# THE PROBLEM
Answer with nothing except the number of lines that contain the word "color".

──────

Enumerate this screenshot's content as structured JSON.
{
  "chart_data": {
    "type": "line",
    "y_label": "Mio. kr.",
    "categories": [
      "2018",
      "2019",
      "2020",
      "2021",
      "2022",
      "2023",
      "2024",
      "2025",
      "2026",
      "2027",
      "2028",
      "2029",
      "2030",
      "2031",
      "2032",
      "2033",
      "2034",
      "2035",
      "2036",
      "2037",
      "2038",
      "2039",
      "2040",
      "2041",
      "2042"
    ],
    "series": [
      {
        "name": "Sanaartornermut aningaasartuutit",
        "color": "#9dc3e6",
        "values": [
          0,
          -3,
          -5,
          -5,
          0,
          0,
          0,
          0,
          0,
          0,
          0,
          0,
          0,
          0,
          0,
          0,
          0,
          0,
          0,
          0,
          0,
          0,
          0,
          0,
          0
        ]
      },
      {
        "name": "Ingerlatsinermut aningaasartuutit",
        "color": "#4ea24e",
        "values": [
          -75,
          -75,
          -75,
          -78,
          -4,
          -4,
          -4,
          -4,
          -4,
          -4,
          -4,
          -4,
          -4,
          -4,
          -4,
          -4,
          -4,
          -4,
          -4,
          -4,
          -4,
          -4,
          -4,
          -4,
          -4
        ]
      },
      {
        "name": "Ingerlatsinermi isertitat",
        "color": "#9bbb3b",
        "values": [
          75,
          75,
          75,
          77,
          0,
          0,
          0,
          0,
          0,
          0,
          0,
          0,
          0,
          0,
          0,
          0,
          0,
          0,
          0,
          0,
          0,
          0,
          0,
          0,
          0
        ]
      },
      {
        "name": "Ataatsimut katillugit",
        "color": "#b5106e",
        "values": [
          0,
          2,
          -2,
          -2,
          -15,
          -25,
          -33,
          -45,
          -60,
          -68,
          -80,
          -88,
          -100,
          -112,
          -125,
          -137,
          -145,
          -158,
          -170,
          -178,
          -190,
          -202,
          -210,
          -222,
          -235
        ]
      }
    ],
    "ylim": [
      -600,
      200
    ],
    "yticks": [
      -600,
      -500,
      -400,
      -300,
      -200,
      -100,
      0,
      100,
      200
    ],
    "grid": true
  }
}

──────

# THE ANSWER
4